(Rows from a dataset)

════════════════════

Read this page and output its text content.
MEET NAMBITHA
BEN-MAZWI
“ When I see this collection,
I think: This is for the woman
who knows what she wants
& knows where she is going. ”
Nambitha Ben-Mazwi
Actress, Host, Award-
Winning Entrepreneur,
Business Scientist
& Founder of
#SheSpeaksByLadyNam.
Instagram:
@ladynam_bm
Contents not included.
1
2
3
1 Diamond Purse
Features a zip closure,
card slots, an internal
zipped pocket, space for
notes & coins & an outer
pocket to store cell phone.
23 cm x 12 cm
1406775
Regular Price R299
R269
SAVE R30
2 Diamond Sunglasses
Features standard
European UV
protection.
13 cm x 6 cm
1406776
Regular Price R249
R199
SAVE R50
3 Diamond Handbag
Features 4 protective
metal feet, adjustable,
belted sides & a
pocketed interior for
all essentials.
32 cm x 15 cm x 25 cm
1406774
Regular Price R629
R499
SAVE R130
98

════════════════════

▸ TASK BRIEF:
The entries above must be returned exactly.

▸ SOLUTION FOR THIS TASK:
Read this page and output its text content.
MEET NAMBITHA
BEN-MAZWI
“ When I see this collection,
I think: This is for the woman
who knows what she wants
& knows where she is going. ”
Nambitha Ben-Mazwi
Actress, Host, Award-
Winning Entrepreneur,
Business Scientist
& Founder of
#SheSpeaksByLadyNam.
Instagram:
@ladynam_bm
Contents not included.
1
2
3
1 Diamond Purse
Features a zip closure,
card slots, an internal
zipped pocket, space for
notes & coins & an outer
pocket to store cell phone.
23 cm x 12 cm
1406775
Regular Price R299
R269
SAVE R30
2 Diamond Sunglasses
Features standard
European UV
protection.
13 cm x 6 cm
1406776
Regular Price R249
R199
SAVE R50
3 Diamond Handbag
Features 4 protective
metal feet, adjustable,
belted sides & a
pocketed interior for
all essentials.
32 cm x 15 cm x 25 cm
1406774
Regular Price R629
R499
SAVE R130
98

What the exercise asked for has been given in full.